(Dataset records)
+===+
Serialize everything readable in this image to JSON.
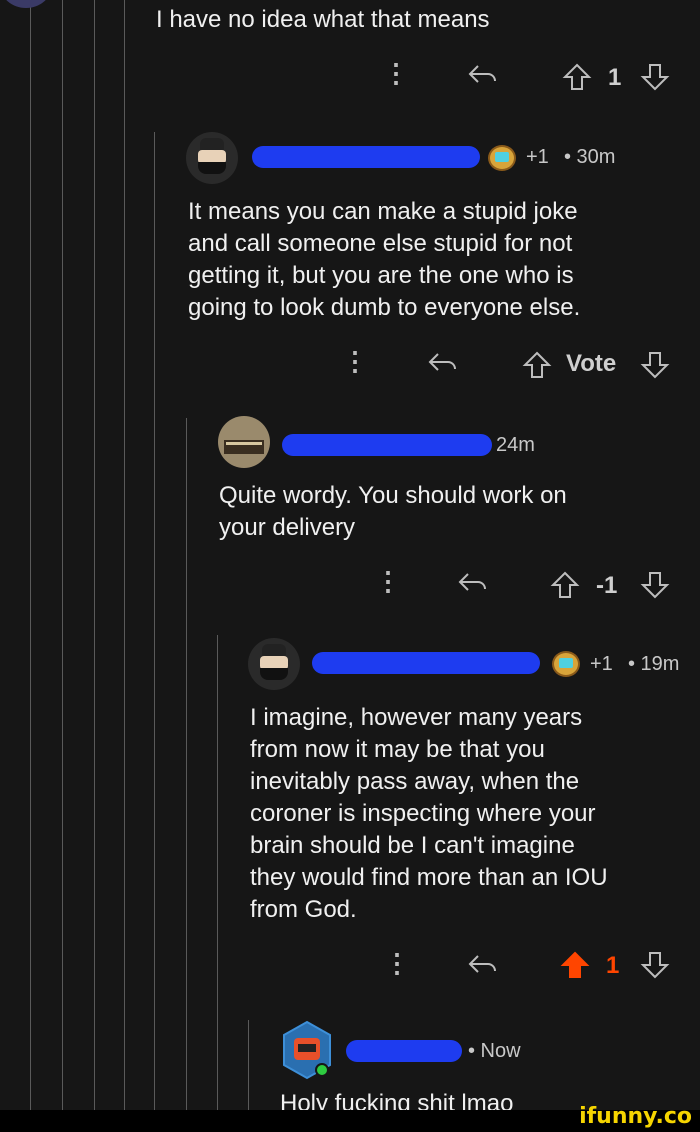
{
  "comments": [
    {
      "text": "I have no idea what that means",
      "votes": "1"
    },
    {
      "karma": "+1",
      "time": "• 30m",
      "text_lines": [
        "It means you can make a stupid joke",
        "and call someone else stupid for not",
        "getting it, but you are the one who is",
        "going to look dumb to everyone else."
      ],
      "votes": "Vote"
    },
    {
      "time": "24m",
      "text_lines": [
        "Quite wordy. You should work on",
        "your delivery"
      ],
      "votes": "-1"
    },
    {
      "karma": "+1",
      "time": "• 19m",
      "text_lines": [
        "I imagine, however many years",
        "from now it may be that you",
        "inevitably pass away, when the",
        "coroner is inspecting where your",
        "brain should be I can't imagine",
        "they would find more than an IOU",
        "from God."
      ],
      "votes": "1"
    },
    {
      "time": "• Now",
      "text": "Holy fucking shit lmao"
    }
  ],
  "watermark": "ifunny.co",
  "colors": {
    "upvote_active": "#ff4500",
    "redaction": "#1e3cf0",
    "background": "#161616"
  }
}
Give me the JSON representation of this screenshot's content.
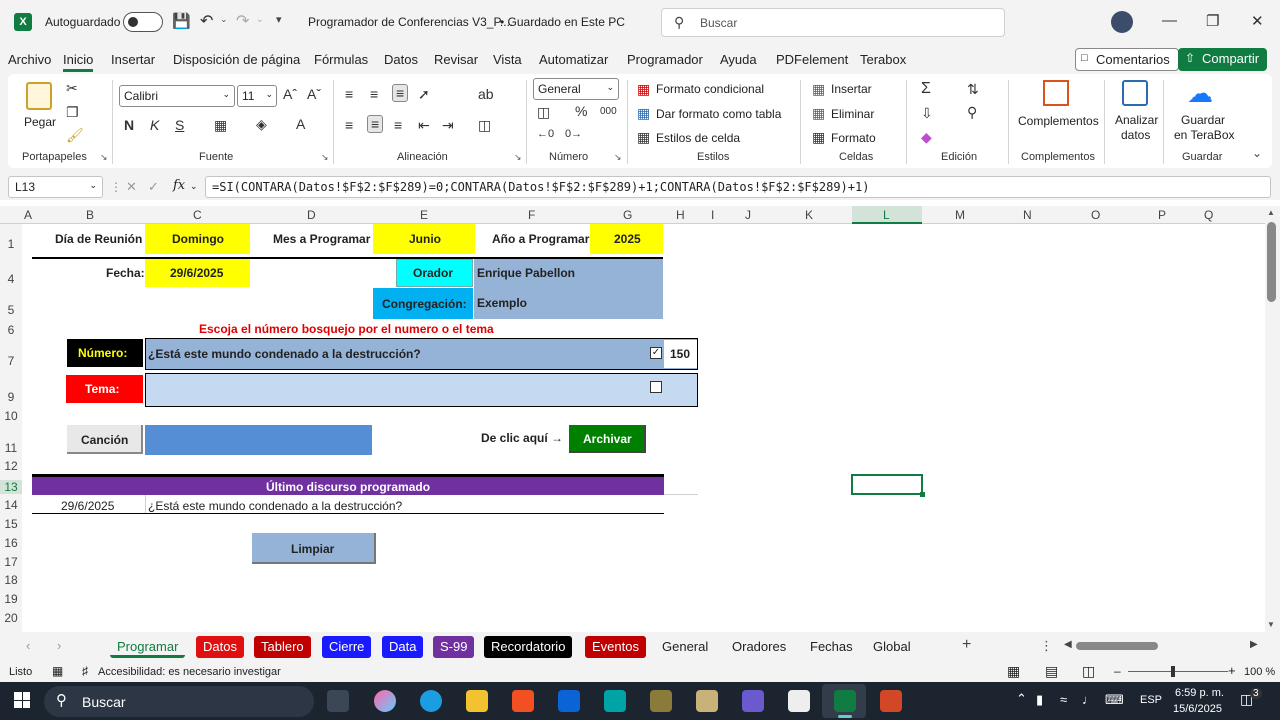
{
  "titlebar": {
    "autosave_label": "Autoguardado",
    "file_title": "Programador de Conferencias V3_P....",
    "save_status": "• Guardado en Este PC",
    "search_placeholder": "Buscar"
  },
  "menu": {
    "items": [
      "Archivo",
      "Inicio",
      "Insertar",
      "Disposición de página",
      "Fórmulas",
      "Datos",
      "Revisar",
      "Vista",
      "Automatizar",
      "Programador",
      "Ayuda",
      "PDFelement",
      "Terabox"
    ],
    "comments_label": "Comentarios",
    "share_label": "Compartir"
  },
  "ribbon": {
    "groups": [
      "Portapapeles",
      "Fuente",
      "Alineación",
      "Número",
      "Estilos",
      "Celdas",
      "Edición",
      "Complementos",
      "Guardar"
    ],
    "paste_label": "Pegar",
    "font_name": "Calibri",
    "font_size": "11",
    "number_format": "General",
    "styles": [
      "Formato condicional",
      "Dar formato como tabla",
      "Estilos de celda"
    ],
    "cells": [
      "Insertar",
      "Eliminar",
      "Formato"
    ],
    "complementos_label": "Complementos",
    "analyze_label_1": "Analizar",
    "analyze_label_2": "datos",
    "terabox_label_1": "Guardar",
    "terabox_label_2": "en TeraBox"
  },
  "formula_bar": {
    "name_box": "L13",
    "formula": "=SI(CONTARA(Datos!$F$2:$F$289)=0;CONTARA(Datos!$F$2:$F$289)+1;CONTARA(Datos!$F$2:$F$289)+1)"
  },
  "columns": [
    "A",
    "B",
    "C",
    "D",
    "E",
    "F",
    "G",
    "H",
    "I",
    "J",
    "K",
    "L",
    "M",
    "N",
    "O",
    "P",
    "Q"
  ],
  "rows": [
    "1",
    "4",
    "5",
    "6",
    "7",
    "9",
    "10",
    "11",
    "12",
    "13",
    "14",
    "15",
    "16",
    "17",
    "18",
    "19",
    "20"
  ],
  "sheet": {
    "dia_label": "Día de Reunión",
    "dia_value": "Domingo",
    "mes_label": "Mes a Programar",
    "mes_value": "Junio",
    "anio_label": "Año a Programar",
    "anio_value": "2025",
    "fecha_label": "Fecha:",
    "fecha_value": "29/6/2025",
    "orador_label": "Orador",
    "orador_value": "Enrique Pabellon",
    "congregacion_label": "Congregación:",
    "congregacion_value": "Exemplo",
    "instruccion": "Escoja el número bosquejo por el numero o el tema",
    "numero_label": "Número:",
    "numero_title": "¿Está este mundo condenado a la destrucción?",
    "numero_value": "150",
    "tema_label": "Tema:",
    "cancion_label": "Canción",
    "clic_label": "De clic aquí →",
    "archivar_label": "Archivar",
    "ultimo_header": "Último discurso programado",
    "ultimo_fecha": "29/6/2025",
    "ultimo_titulo": "¿Está este mundo condenado a la destrucción?",
    "limpiar_label": "Limpiar"
  },
  "tabs": [
    {
      "label": "Programar",
      "bg": "#f3f3f3",
      "color": "#107c41"
    },
    {
      "label": "Datos",
      "bg": "#e01010",
      "color": "#ffffff"
    },
    {
      "label": "Tablero",
      "bg": "#c00000",
      "color": "#ffffff"
    },
    {
      "label": "Cierre",
      "bg": "#1a1aff",
      "color": "#ffffff"
    },
    {
      "label": "Data",
      "bg": "#1a1aff",
      "color": "#ffffff"
    },
    {
      "label": "S-99",
      "bg": "#7030a0",
      "color": "#ffffff"
    },
    {
      "label": "Recordatorio",
      "bg": "#000000",
      "color": "#ffffff"
    },
    {
      "label": "Eventos",
      "bg": "#c00000",
      "color": "#ffffff"
    },
    {
      "label": "General",
      "bg": "#f3f3f3",
      "color": "#222222"
    },
    {
      "label": "Oradores",
      "bg": "#f3f3f3",
      "color": "#222222"
    },
    {
      "label": "Fechas",
      "bg": "#f3f3f3",
      "color": "#222222"
    },
    {
      "label": "Global",
      "bg": "#f3f3f3",
      "color": "#222222"
    }
  ],
  "status": {
    "ready": "Listo",
    "accessibility": "Accesibilidad: es necesario investigar",
    "zoom": "100 %"
  },
  "taskbar": {
    "search": "Buscar",
    "lang": "ESP",
    "time": "6:59 p. m.",
    "date": "15/6/2025",
    "badge": "3"
  }
}
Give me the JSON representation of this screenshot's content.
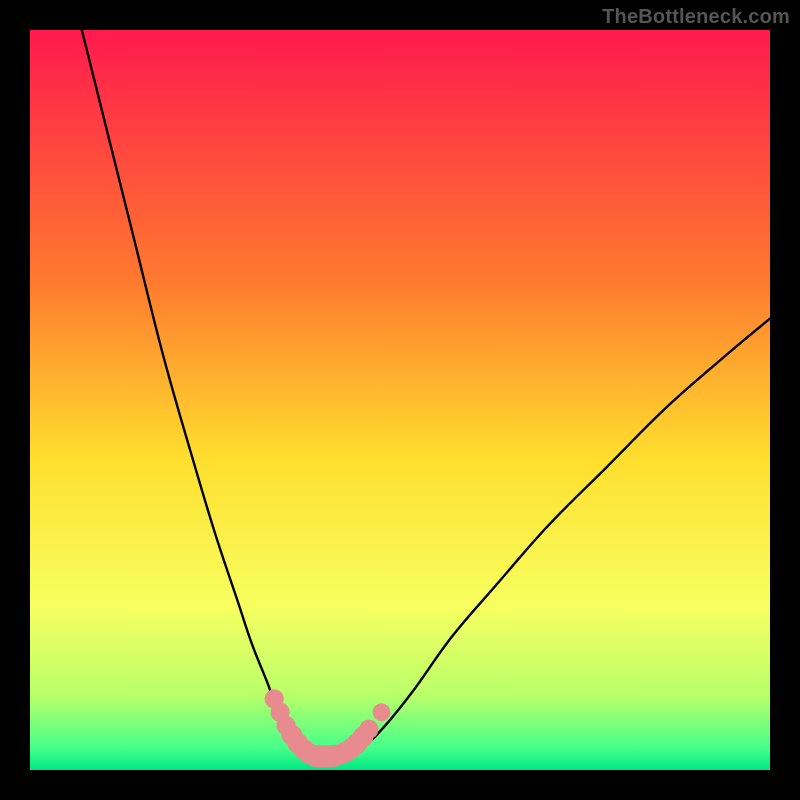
+===+
TASK PROMPT
Gather all lines from the listing above in which "General" occurs.

RESULT BELOW
    "number_format": "General",
      "label": "General",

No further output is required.